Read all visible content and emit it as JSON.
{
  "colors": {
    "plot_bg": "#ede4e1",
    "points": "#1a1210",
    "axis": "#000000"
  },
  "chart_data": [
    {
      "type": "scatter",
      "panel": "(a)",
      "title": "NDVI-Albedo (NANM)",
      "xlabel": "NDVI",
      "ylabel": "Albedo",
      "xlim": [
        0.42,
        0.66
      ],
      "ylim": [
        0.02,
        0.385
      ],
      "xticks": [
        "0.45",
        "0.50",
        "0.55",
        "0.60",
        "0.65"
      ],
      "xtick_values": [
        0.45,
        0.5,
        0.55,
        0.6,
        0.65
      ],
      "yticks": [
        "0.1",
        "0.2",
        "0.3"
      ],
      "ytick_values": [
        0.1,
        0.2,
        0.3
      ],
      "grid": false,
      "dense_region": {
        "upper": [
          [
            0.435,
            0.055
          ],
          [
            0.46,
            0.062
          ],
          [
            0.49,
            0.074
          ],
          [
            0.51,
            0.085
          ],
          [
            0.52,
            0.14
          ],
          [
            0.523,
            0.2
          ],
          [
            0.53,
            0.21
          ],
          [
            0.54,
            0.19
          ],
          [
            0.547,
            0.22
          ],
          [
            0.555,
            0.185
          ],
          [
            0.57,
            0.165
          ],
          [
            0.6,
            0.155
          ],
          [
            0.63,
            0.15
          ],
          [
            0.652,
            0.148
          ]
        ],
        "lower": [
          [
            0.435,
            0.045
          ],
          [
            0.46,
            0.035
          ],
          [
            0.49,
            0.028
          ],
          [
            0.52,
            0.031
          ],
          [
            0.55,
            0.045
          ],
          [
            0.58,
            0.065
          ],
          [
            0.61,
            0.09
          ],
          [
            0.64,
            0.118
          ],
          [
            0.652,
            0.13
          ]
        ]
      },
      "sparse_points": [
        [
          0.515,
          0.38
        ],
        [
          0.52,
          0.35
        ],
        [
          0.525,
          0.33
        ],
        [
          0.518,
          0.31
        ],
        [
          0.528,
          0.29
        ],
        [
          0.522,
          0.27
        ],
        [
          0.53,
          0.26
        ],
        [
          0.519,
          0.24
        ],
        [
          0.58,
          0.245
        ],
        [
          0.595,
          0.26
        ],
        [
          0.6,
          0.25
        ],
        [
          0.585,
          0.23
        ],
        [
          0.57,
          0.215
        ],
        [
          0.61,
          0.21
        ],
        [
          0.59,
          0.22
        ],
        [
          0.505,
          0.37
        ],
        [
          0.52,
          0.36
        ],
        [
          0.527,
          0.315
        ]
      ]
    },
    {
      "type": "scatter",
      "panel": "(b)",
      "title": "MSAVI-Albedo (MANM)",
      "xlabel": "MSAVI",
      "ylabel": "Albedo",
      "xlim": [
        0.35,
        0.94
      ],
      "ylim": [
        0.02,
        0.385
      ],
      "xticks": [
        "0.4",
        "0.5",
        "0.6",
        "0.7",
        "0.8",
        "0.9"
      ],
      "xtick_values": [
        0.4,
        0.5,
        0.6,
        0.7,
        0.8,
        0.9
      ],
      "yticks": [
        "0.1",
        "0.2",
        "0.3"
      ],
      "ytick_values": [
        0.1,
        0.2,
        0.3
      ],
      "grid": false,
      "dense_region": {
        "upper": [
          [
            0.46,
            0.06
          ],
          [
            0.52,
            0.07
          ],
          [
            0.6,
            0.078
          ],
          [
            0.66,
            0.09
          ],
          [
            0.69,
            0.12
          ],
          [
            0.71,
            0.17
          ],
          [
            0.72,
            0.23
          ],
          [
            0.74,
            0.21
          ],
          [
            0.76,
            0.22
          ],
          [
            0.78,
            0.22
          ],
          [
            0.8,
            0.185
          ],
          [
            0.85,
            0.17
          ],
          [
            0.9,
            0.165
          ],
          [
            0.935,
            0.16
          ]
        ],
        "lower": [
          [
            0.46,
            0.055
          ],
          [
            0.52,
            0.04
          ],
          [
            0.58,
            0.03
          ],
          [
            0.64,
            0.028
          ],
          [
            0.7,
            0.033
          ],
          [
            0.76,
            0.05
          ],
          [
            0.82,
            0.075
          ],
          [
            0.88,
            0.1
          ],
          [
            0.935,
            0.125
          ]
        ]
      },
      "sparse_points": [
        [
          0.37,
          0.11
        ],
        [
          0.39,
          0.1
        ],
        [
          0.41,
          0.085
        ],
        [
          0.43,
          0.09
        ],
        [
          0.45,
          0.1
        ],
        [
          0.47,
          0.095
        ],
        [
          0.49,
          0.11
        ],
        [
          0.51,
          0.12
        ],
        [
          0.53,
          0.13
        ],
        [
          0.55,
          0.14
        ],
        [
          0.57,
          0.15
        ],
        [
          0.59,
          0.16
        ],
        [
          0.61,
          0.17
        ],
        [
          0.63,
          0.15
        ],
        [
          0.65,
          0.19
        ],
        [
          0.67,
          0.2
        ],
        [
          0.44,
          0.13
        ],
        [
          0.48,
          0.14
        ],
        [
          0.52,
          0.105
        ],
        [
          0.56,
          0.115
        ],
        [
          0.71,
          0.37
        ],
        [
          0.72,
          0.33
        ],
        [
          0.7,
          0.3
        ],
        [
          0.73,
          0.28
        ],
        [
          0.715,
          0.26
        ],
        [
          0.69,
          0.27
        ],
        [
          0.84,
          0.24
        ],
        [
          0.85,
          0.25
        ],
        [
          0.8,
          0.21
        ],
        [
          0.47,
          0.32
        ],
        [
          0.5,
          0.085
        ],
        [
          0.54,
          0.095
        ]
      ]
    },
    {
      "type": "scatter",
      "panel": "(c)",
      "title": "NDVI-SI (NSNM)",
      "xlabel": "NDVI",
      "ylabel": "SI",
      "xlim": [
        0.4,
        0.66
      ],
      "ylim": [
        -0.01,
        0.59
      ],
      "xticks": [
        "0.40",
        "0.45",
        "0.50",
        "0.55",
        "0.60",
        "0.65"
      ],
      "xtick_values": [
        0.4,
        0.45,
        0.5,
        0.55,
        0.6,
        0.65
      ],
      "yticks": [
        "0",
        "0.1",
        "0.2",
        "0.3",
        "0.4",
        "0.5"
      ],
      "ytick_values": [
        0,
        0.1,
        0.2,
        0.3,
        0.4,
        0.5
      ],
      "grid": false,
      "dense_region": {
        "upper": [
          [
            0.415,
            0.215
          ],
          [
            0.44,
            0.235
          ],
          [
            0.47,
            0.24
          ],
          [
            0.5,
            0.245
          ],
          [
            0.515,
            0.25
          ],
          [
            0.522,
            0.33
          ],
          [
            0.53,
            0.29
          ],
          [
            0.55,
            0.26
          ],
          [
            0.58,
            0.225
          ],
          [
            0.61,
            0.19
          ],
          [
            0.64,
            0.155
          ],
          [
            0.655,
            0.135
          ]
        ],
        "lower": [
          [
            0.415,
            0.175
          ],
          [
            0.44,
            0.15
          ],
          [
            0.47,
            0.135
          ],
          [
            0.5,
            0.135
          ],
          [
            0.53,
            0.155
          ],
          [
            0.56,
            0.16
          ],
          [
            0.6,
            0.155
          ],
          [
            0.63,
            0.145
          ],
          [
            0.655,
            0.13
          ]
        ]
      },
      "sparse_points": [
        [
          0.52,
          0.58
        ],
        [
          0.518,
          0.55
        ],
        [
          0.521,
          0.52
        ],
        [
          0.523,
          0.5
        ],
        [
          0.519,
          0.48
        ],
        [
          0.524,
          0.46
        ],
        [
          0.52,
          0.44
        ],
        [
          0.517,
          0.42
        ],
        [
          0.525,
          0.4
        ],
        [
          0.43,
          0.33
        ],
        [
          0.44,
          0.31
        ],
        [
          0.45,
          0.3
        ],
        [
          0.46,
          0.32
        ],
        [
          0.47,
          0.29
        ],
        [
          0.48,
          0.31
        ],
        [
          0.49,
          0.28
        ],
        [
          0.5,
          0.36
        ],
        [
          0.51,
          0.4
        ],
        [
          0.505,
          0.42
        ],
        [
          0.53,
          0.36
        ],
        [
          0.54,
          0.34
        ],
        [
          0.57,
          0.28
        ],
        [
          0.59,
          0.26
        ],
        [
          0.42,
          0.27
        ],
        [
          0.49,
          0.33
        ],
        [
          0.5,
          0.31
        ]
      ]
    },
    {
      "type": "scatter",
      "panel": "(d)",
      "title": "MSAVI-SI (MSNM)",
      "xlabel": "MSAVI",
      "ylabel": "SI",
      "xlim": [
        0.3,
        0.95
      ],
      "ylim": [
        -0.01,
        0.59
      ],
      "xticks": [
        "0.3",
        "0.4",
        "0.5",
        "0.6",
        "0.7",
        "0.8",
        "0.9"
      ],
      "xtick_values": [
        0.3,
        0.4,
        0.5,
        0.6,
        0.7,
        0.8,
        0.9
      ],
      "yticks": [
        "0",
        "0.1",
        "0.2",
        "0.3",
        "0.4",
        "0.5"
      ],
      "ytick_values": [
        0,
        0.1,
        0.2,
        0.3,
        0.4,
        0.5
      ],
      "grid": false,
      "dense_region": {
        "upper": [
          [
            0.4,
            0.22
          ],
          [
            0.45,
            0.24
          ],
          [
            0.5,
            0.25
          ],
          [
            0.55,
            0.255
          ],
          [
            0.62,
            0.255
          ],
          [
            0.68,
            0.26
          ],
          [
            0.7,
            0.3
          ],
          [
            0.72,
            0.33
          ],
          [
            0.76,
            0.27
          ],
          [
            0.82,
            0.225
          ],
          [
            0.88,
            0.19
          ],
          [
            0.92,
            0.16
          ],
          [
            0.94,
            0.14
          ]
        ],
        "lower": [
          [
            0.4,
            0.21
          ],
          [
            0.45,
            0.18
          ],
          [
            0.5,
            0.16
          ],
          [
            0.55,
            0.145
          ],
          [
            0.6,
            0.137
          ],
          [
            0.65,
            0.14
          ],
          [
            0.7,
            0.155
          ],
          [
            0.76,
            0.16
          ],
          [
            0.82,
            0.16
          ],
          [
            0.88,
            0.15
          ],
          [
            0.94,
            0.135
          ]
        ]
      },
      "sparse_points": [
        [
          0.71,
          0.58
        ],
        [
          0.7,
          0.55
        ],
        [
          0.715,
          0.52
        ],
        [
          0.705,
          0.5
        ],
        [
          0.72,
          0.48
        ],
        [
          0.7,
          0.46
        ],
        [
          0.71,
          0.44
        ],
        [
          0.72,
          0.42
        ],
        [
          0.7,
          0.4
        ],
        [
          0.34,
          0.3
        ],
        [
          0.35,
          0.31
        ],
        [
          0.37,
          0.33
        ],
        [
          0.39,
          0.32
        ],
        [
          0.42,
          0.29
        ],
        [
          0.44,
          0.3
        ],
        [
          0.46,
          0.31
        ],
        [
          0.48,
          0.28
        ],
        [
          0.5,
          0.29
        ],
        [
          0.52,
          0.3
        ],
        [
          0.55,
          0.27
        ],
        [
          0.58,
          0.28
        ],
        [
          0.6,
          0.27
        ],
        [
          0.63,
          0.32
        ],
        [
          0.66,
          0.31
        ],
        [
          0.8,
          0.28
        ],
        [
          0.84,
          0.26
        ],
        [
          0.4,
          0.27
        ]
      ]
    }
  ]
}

■ **Written problem**
Locate each line containing the string "title" and show it.

■ **Result of this exercise**
      "title": "NDVI-Albedo (NANM)",
      "title": "MSAVI-Albedo (MANM)",
      "title": "NDVI-SI (NSNM)",
      "title": "MSAVI-SI (MSNM)",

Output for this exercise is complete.